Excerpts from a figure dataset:
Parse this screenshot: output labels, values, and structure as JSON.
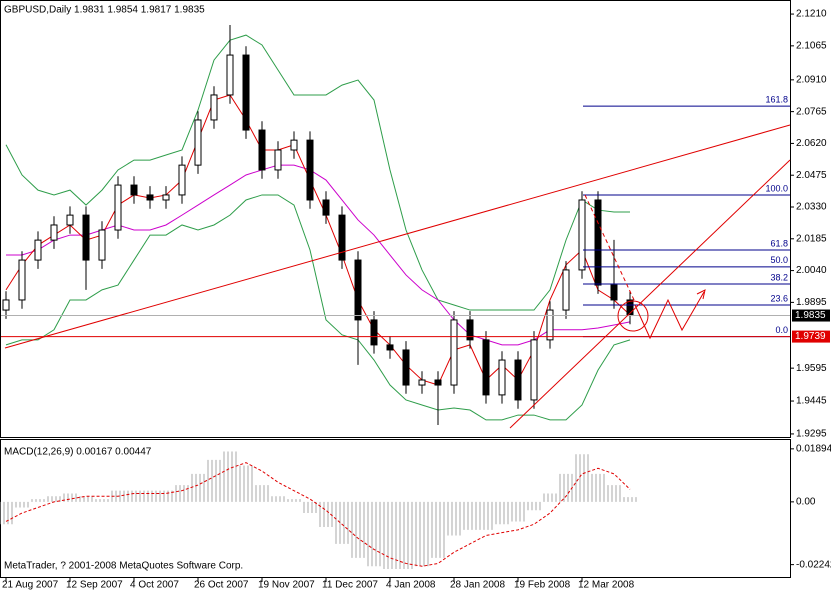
{
  "chart_data": [
    {
      "type": "candlestick",
      "title": "GBPUSD,Daily  1.9831 1.9854 1.9817 1.9835",
      "categories": [
        "21 Aug 2007",
        null,
        null,
        null,
        "12 Sep 2007",
        null,
        null,
        null,
        "4 Oct 2007",
        null,
        null,
        null,
        "26 Oct 2007",
        null,
        null,
        null,
        "19 Nov 2007",
        null,
        null,
        null,
        "11 Dec 2007",
        null,
        null,
        null,
        "4 Jan 2008",
        null,
        null,
        null,
        "28 Jan 2008",
        null,
        null,
        null,
        "19 Feb 2008",
        null,
        null,
        null,
        "12 Mar 2008",
        null,
        null,
        null
      ],
      "open": [
        1.986,
        1.9906,
        2.0088,
        2.0179,
        2.0248,
        2.0293,
        2.0088,
        2.0225,
        2.043,
        2.0385,
        2.0362,
        2.0385,
        2.0521,
        2.0727,
        2.0841,
        2.1023,
        2.0681,
        2.0499,
        2.059,
        2.0635,
        2.0362,
        2.0293,
        2.0088,
        1.9815,
        1.9701,
        1.9678,
        1.9518,
        1.9541,
        1.9518,
        1.9815,
        1.9724,
        1.9473,
        1.9632,
        1.945,
        1.9724,
        1.986,
        2.0043,
        2.0362,
        1.9974,
        1.9906
      ],
      "high": [
        1.9946,
        2.0128,
        2.0219,
        2.0288,
        2.0333,
        2.0333,
        2.0265,
        2.047,
        2.047,
        2.0425,
        2.0425,
        2.0561,
        2.0767,
        2.0881,
        2.116,
        2.1063,
        2.0721,
        2.063,
        2.0675,
        2.0675,
        2.0402,
        2.0333,
        2.0128,
        1.9855,
        1.9741,
        1.9718,
        1.9581,
        1.9581,
        1.9855,
        1.9855,
        1.9764,
        1.9672,
        1.9672,
        1.9764,
        1.99,
        2.0083,
        2.0402,
        2.0402,
        2.018,
        1.9946
      ],
      "low": [
        1.982,
        1.9866,
        2.0048,
        2.0139,
        2.0208,
        1.9952,
        2.0048,
        2.0185,
        2.0345,
        2.0322,
        2.0322,
        2.0345,
        2.0481,
        2.0687,
        2.0801,
        2.0641,
        2.0459,
        2.0459,
        2.055,
        2.0322,
        2.0253,
        2.0048,
        1.961,
        1.9661,
        1.9638,
        1.9478,
        1.9478,
        1.9336,
        1.9478,
        1.9684,
        1.9433,
        1.9433,
        1.941,
        1.941,
        1.9684,
        1.982,
        2.0003,
        1.9934,
        1.9866,
        1.9795
      ],
      "close": [
        1.9906,
        2.0088,
        2.0179,
        2.0248,
        2.0293,
        2.0088,
        2.0225,
        2.043,
        2.0385,
        2.0362,
        2.0385,
        2.0521,
        2.0727,
        2.0841,
        2.1023,
        2.0681,
        2.0499,
        2.059,
        2.0635,
        2.0362,
        2.0293,
        2.0088,
        1.9815,
        1.9701,
        1.9678,
        1.9518,
        1.9541,
        1.9518,
        1.9815,
        1.9724,
        1.9473,
        1.9632,
        1.945,
        1.9724,
        1.986,
        2.0043,
        2.0362,
        1.9974,
        1.9906,
        1.9835
      ],
      "up_color": "#ffffff",
      "down_color": "#000000",
      "overlays": [
        {
          "color": "#2e9d4a",
          "values": [
            2.0614,
            2.0476,
            2.0407,
            2.0385,
            2.0407,
            2.0339,
            2.0407,
            2.0499,
            2.0544,
            2.0544,
            2.0567,
            2.059,
            2.0772,
            2.1,
            2.1091,
            2.1114,
            2.1069,
            2.0955,
            2.0841,
            2.0841,
            2.0841,
            2.0886,
            2.0909,
            2.0818,
            2.0499,
            2.0225,
            2.0043,
            1.9906,
            1.9883,
            1.986,
            1.986,
            1.986,
            1.986,
            1.986,
            1.9952,
            2.0179,
            2.0362,
            2.0316,
            2.0307,
            2.0307
          ]
        },
        {
          "color": "#2e9d4a",
          "values": [
            1.9701,
            1.9724,
            1.9724,
            1.977,
            1.9906,
            1.9906,
            1.9952,
            1.9974,
            2.0088,
            2.0202,
            2.0202,
            2.0248,
            2.0225,
            2.0248,
            2.0293,
            2.0362,
            2.0385,
            2.0385,
            2.0339,
            2.0134,
            1.9815,
            1.9747,
            1.9724,
            1.9632,
            1.9518,
            1.945,
            1.9427,
            1.9404,
            1.9413,
            1.9404,
            1.9359,
            1.9359,
            1.9381,
            1.9381,
            1.9359,
            1.9359,
            1.9427,
            1.9586,
            1.9701,
            1.9724
          ]
        },
        {
          "color": "#cc00cc",
          "values": [
            2.0111,
            2.0111,
            2.0134,
            2.0179,
            2.0202,
            2.0202,
            2.0225,
            2.0248,
            2.0225,
            2.0225,
            2.0248,
            2.0293,
            2.0339,
            2.0385,
            2.043,
            2.0476,
            2.0499,
            2.0521,
            2.0521,
            2.0499,
            2.0453,
            2.0362,
            2.0271,
            2.0202,
            2.0111,
            2.002,
            1.9952,
            1.9906,
            1.9815,
            1.9747,
            1.9724,
            1.9701,
            1.9701,
            1.9724,
            1.977,
            1.977,
            1.977,
            1.9778,
            1.9792,
            1.9806
          ]
        },
        {
          "color": "#e00000",
          "values": [
            1.9952,
            2.0066,
            2.0156,
            2.0202,
            2.0248,
            2.0179,
            2.0202,
            2.0339,
            2.0385,
            2.0371,
            2.0385,
            2.0453,
            2.0636,
            2.0818,
            2.0841,
            2.0727,
            2.059,
            2.059,
            2.0614,
            2.0453,
            2.0293,
            2.0111,
            1.9906,
            1.977,
            1.9701,
            1.9609,
            1.9541,
            1.9518,
            1.9678,
            1.9701,
            1.9541,
            1.9609,
            1.9541,
            1.9678,
            1.9906,
            2.0066,
            2.0134,
            1.9952,
            1.9906,
            1.9838
          ]
        }
      ],
      "fib_color": "#00008b",
      "fib_levels": [
        {
          "level": 161.8,
          "price": 2.079
        },
        {
          "level": {
            "value": 100,
            "label": "100.0"
          },
          "price": 2.0385
        },
        {
          "level": 61.8,
          "price": 2.0134
        },
        {
          "level": {
            "value": 50,
            "label": "50.0"
          },
          "price": 2.0057
        },
        {
          "level": 38.2,
          "price": 1.9979
        },
        {
          "level": 23.6,
          "price": 1.9883
        },
        {
          "level": {
            "value": 0,
            "label": "0.0"
          },
          "price": 1.9739
        }
      ],
      "price_markers": [
        {
          "value": 1.9835,
          "color": "#000000",
          "line_color": "#b0b0b0"
        },
        {
          "value": 1.9739,
          "color": "#e00000",
          "line_color": "#e00000"
        }
      ],
      "ylim": [
        1.9281,
        2.1265
      ],
      "yticks": [
        {
          "value": 2.121,
          "label": "2.1210"
        },
        {
          "value": 2.1065,
          "label": "2.1065"
        },
        {
          "value": 2.091,
          "label": "2.0910"
        },
        {
          "value": 2.0765,
          "label": "2.0765"
        },
        {
          "value": 2.062,
          "label": "2.0620"
        },
        {
          "value": 2.0475,
          "label": "2.0475"
        },
        {
          "value": 2.033,
          "label": "2.0330"
        },
        {
          "value": 2.0185,
          "label": "2.0185"
        },
        {
          "value": 2.004,
          "label": "2.0040"
        },
        {
          "value": 1.9895,
          "label": "1.9895"
        },
        {
          "value": 1.9595,
          "label": "1.9595"
        },
        {
          "value": 1.9445,
          "label": "1.9445"
        },
        {
          "value": 1.9295,
          "label": "1.9295"
        }
      ]
    },
    {
      "type": "macd",
      "title": "MACD(12,26,9) 0.00167 0.00447",
      "note": "MetaTrader, ? 2001-2008 MetaQuotes Software Corp.",
      "histogram": [
        -0.008,
        -0.002,
        0.001,
        0.002,
        0.003,
        0.002,
        0.001,
        0.004,
        0.004,
        0.004,
        0.004,
        0.006,
        0.01,
        0.015,
        0.018,
        0.013,
        0.006,
        0.002,
        0.001,
        -0.004,
        -0.009,
        -0.015,
        -0.02,
        -0.023,
        -0.024,
        -0.024,
        -0.023,
        -0.02,
        -0.012,
        -0.01,
        -0.01,
        -0.008,
        -0.007,
        -0.003,
        0.003,
        0.01,
        0.017,
        0.01,
        0.006,
        0.00167
      ],
      "hist_color": "#a8a8a8",
      "signal": [
        -0.007,
        -0.004,
        -0.002,
        0,
        0.001,
        0.002,
        0.002,
        0.002,
        0.003,
        0.003,
        0.003,
        0.004,
        0.006,
        0.009,
        0.012,
        0.014,
        0.011,
        0.007,
        0.004,
        0.001,
        -0.003,
        -0.008,
        -0.013,
        -0.017,
        -0.02,
        -0.022,
        -0.023,
        -0.022,
        -0.018,
        -0.015,
        -0.012,
        -0.011,
        -0.01,
        -0.008,
        -0.004,
        0.002,
        0.01,
        0.012,
        0.01,
        0.00447
      ],
      "signal_color": "#e00000",
      "ylim": [
        -0.0272,
        0.0221
      ],
      "yticks": [
        0.01894,
        {
          "value": 0,
          "label": "0.00"
        },
        -0.02242
      ]
    }
  ]
}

→ Problem:
Report how many lines of the listing above include the word "title". Say nothing but the number.

→ Exercise result:
2